Stated goal >> From the listing that follows, output everything exactly except the pictures.

Data to use >>
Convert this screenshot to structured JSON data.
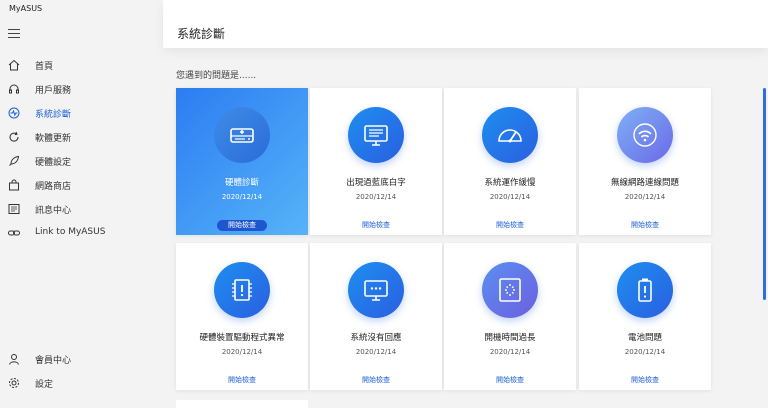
{
  "app": {
    "title": "MyASUS"
  },
  "window_controls": {
    "minimize": "—",
    "maximize": "⧉",
    "close": "✕"
  },
  "sidebar": {
    "items": [
      {
        "label": "首頁",
        "icon": "home-icon"
      },
      {
        "label": "用戶服務",
        "icon": "headset-icon"
      },
      {
        "label": "系統診斷",
        "icon": "diagnosis-icon",
        "active": true
      },
      {
        "label": "軟體更新",
        "icon": "update-icon"
      },
      {
        "label": "硬體設定",
        "icon": "rocket-icon"
      },
      {
        "label": "網路商店",
        "icon": "shopping-bag-icon"
      },
      {
        "label": "訊息中心",
        "icon": "news-icon"
      },
      {
        "label": "Link to MyASUS",
        "icon": "link-icon"
      }
    ],
    "bottom_items": [
      {
        "label": "會員中心",
        "icon": "user-icon"
      },
      {
        "label": "設定",
        "icon": "gear-icon"
      }
    ]
  },
  "main": {
    "title": "系統診斷",
    "subtitle": "您遇到的問題是......",
    "cards": [
      {
        "title": "硬體診斷",
        "date": "2020/12/14",
        "button": "開始檢查",
        "icon": "hard-drive-icon",
        "selected": true
      },
      {
        "title": "出現過藍底白字",
        "date": "2020/12/14",
        "button": "開始檢查",
        "icon": "monitor-icon"
      },
      {
        "title": "系統運作緩慢",
        "date": "2020/12/14",
        "button": "開始檢查",
        "icon": "speedometer-icon"
      },
      {
        "title": "無線網路連線問題",
        "date": "2020/12/14",
        "button": "開始檢查",
        "icon": "wifi-icon"
      },
      {
        "title": "硬體裝置驅動程式異常",
        "date": "2020/12/14",
        "button": "開始檢查",
        "icon": "chip-warning-icon"
      },
      {
        "title": "系統沒有回應",
        "date": "2020/12/14",
        "button": "開始檢查",
        "icon": "unresponsive-screen-icon"
      },
      {
        "title": "開機時間過長",
        "date": "2020/12/14",
        "button": "開始檢查",
        "icon": "boot-loading-icon"
      },
      {
        "title": "電池問題",
        "date": "2020/12/14",
        "button": "開始檢查",
        "icon": "battery-warning-icon"
      }
    ]
  },
  "colors": {
    "accent": "#1a5fd6",
    "selected_card_start": "#2d7cf2",
    "selected_card_end": "#55b4f8"
  }
}
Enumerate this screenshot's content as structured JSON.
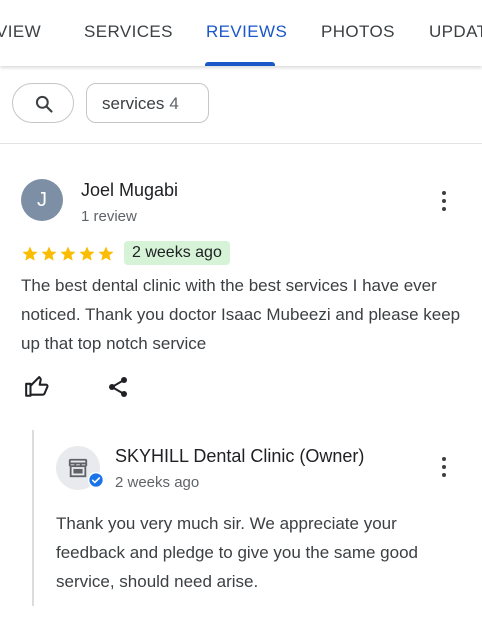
{
  "tabs": [
    {
      "label": "VIEW",
      "active": false
    },
    {
      "label": "SERVICES",
      "active": false
    },
    {
      "label": "REVIEWS",
      "active": true
    },
    {
      "label": "PHOTOS",
      "active": false
    },
    {
      "label": "UPDAT",
      "active": false
    }
  ],
  "filters": {
    "search_icon": "search-icon",
    "chip_label": "services",
    "chip_count": "4"
  },
  "review": {
    "avatar_letter": "J",
    "name": "Joel Mugabi",
    "meta": "1 review",
    "rating": 5,
    "rating_max": 5,
    "date": "2 weeks ago",
    "text": "The best dental clinic with the best services I have ever noticed. Thank you doctor Isaac Mubeezi and please keep up that top notch service",
    "actions": [
      "thumbs-up-icon",
      "share-icon"
    ]
  },
  "reply": {
    "name": "SKYHILL Dental Clinic (Owner)",
    "date": "2 weeks ago",
    "text": "Thank you very much sir. We appreciate your feedback and pledge to give you the same good service, should need arise."
  },
  "colors": {
    "accent": "#1a57c9",
    "star": "#fbbc04",
    "date_badge_bg": "#d6f3d7",
    "avatar_bg": "#7d8fa4"
  }
}
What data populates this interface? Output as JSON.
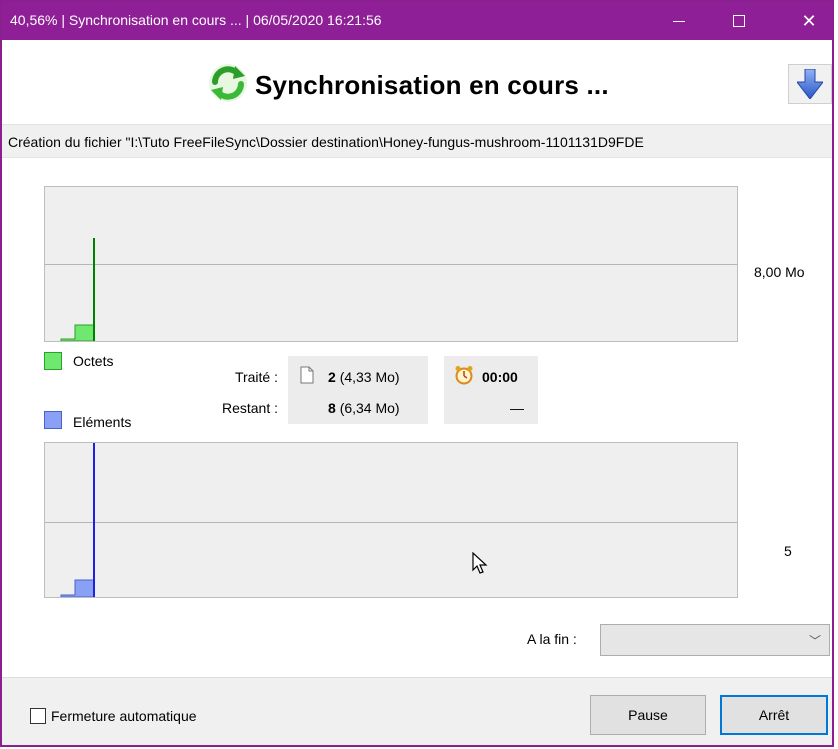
{
  "window": {
    "title": "40,56% | Synchronisation en cours ... | 06/05/2020 16:21:56",
    "progress_percent": 40.56,
    "accent_color": "#8f1f96"
  },
  "header": {
    "heading": "Synchronisation en cours ...",
    "status_icon": "sync-arrows-icon",
    "collapse_icon": "arrow-down-icon"
  },
  "status_line": "Création du fichier \"I:\\Tuto FreeFileSync\\Dossier destination\\Honey-fungus-mushroom-1101131D9FDE",
  "graphs": {
    "bytes": {
      "legend": "Octets",
      "scale_label": "8,00 Mo",
      "color": "#6ee86e",
      "line_color": "#008000"
    },
    "items": {
      "legend": "Eléments",
      "scale_label": "5",
      "color": "#8aa0f5",
      "line_color": "#2020e0"
    }
  },
  "stats": {
    "processed_label": "Traité :",
    "remaining_label": "Restant :",
    "processed_count": "2",
    "processed_size": "(4,33 Mo)",
    "remaining_count": "8",
    "remaining_size": "(6,34 Mo)",
    "elapsed_time": "00:00",
    "remaining_time": "—",
    "file_icon": "file-icon",
    "clock_icon": "alarm-clock-icon"
  },
  "on_completion": {
    "label": "A la fin :",
    "value": ""
  },
  "footer": {
    "auto_close_label": "Fermeture automatique",
    "auto_close_checked": false,
    "pause_label": "Pause",
    "stop_label": "Arrêt"
  }
}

Output for this exercise >>
Convert this screenshot to structured JSON data.
{
  "app": {
    "title": "MyASUS"
  },
  "window_controls": {
    "minimize": "—",
    "maximize": "⧉",
    "close": "✕"
  },
  "sidebar": {
    "items": [
      {
        "label": "首頁",
        "icon": "home-icon"
      },
      {
        "label": "用戶服務",
        "icon": "headset-icon"
      },
      {
        "label": "系統診斷",
        "icon": "diagnosis-icon",
        "active": true
      },
      {
        "label": "軟體更新",
        "icon": "update-icon"
      },
      {
        "label": "硬體設定",
        "icon": "rocket-icon"
      },
      {
        "label": "網路商店",
        "icon": "shopping-bag-icon"
      },
      {
        "label": "訊息中心",
        "icon": "news-icon"
      },
      {
        "label": "Link to MyASUS",
        "icon": "link-icon"
      }
    ],
    "bottom_items": [
      {
        "label": "會員中心",
        "icon": "user-icon"
      },
      {
        "label": "設定",
        "icon": "gear-icon"
      }
    ]
  },
  "main": {
    "title": "系統診斷",
    "subtitle": "您遇到的問題是......",
    "cards": [
      {
        "title": "硬體診斷",
        "date": "2020/12/14",
        "button": "開始檢查",
        "icon": "hard-drive-icon",
        "selected": true
      },
      {
        "title": "出現過藍底白字",
        "date": "2020/12/14",
        "button": "開始檢查",
        "icon": "monitor-icon"
      },
      {
        "title": "系統運作緩慢",
        "date": "2020/12/14",
        "button": "開始檢查",
        "icon": "speedometer-icon"
      },
      {
        "title": "無線網路連線問題",
        "date": "2020/12/14",
        "button": "開始檢查",
        "icon": "wifi-icon"
      },
      {
        "title": "硬體裝置驅動程式異常",
        "date": "2020/12/14",
        "button": "開始檢查",
        "icon": "chip-warning-icon"
      },
      {
        "title": "系統沒有回應",
        "date": "2020/12/14",
        "button": "開始檢查",
        "icon": "unresponsive-screen-icon"
      },
      {
        "title": "開機時間過長",
        "date": "2020/12/14",
        "button": "開始檢查",
        "icon": "boot-loading-icon"
      },
      {
        "title": "電池問題",
        "date": "2020/12/14",
        "button": "開始檢查",
        "icon": "battery-warning-icon"
      }
    ]
  },
  "colors": {
    "accent": "#1a5fd6",
    "selected_card_start": "#2d7cf2",
    "selected_card_end": "#55b4f8"
  }
}
Enumerate this screenshot's content as structured JSON.
{
  "tabs": [
    {
      "label": "VIEW",
      "active": false
    },
    {
      "label": "SERVICES",
      "active": false
    },
    {
      "label": "REVIEWS",
      "active": true
    },
    {
      "label": "PHOTOS",
      "active": false
    },
    {
      "label": "UPDAT",
      "active": false
    }
  ],
  "filters": {
    "search_icon": "search-icon",
    "chip_label": "services",
    "chip_count": "4"
  },
  "review": {
    "avatar_letter": "J",
    "name": "Joel Mugabi",
    "meta": "1 review",
    "rating": 5,
    "rating_max": 5,
    "date": "2 weeks ago",
    "text": "The best dental clinic with the best services I have ever noticed. Thank you doctor Isaac Mubeezi and please keep up that top notch service",
    "actions": [
      "thumbs-up-icon",
      "share-icon"
    ]
  },
  "reply": {
    "name": "SKYHILL Dental Clinic (Owner)",
    "date": "2 weeks ago",
    "text": "Thank you very much sir. We appreciate your feedback and pledge to give you the same good service, should need arise."
  },
  "colors": {
    "accent": "#1a57c9",
    "star": "#fbbc04",
    "date_badge_bg": "#d6f3d7",
    "avatar_bg": "#7d8fa4"
  }
}
What data populates this interface? Output as JSON.
{
  "window": {
    "title": "40,56% | Synchronisation en cours ... | 06/05/2020 16:21:56",
    "progress_percent": 40.56,
    "accent_color": "#8f1f96"
  },
  "header": {
    "heading": "Synchronisation en cours ...",
    "status_icon": "sync-arrows-icon",
    "collapse_icon": "arrow-down-icon"
  },
  "status_line": "Création du fichier \"I:\\Tuto FreeFileSync\\Dossier destination\\Honey-fungus-mushroom-1101131D9FDE",
  "graphs": {
    "bytes": {
      "legend": "Octets",
      "scale_label": "8,00 Mo",
      "color": "#6ee86e",
      "line_color": "#008000"
    },
    "items": {
      "legend": "Eléments",
      "scale_label": "5",
      "color": "#8aa0f5",
      "line_color": "#2020e0"
    }
  },
  "stats": {
    "processed_label": "Traité :",
    "remaining_label": "Restant :",
    "processed_count": "2",
    "processed_size": "(4,33 Mo)",
    "remaining_count": "8",
    "remaining_size": "(6,34 Mo)",
    "elapsed_time": "00:00",
    "remaining_time": "—",
    "file_icon": "file-icon",
    "clock_icon": "alarm-clock-icon"
  },
  "on_completion": {
    "label": "A la fin :",
    "value": ""
  },
  "footer": {
    "auto_close_label": "Fermeture automatique",
    "auto_close_checked": false,
    "pause_label": "Pause",
    "stop_label": "Arrêt"
  }
}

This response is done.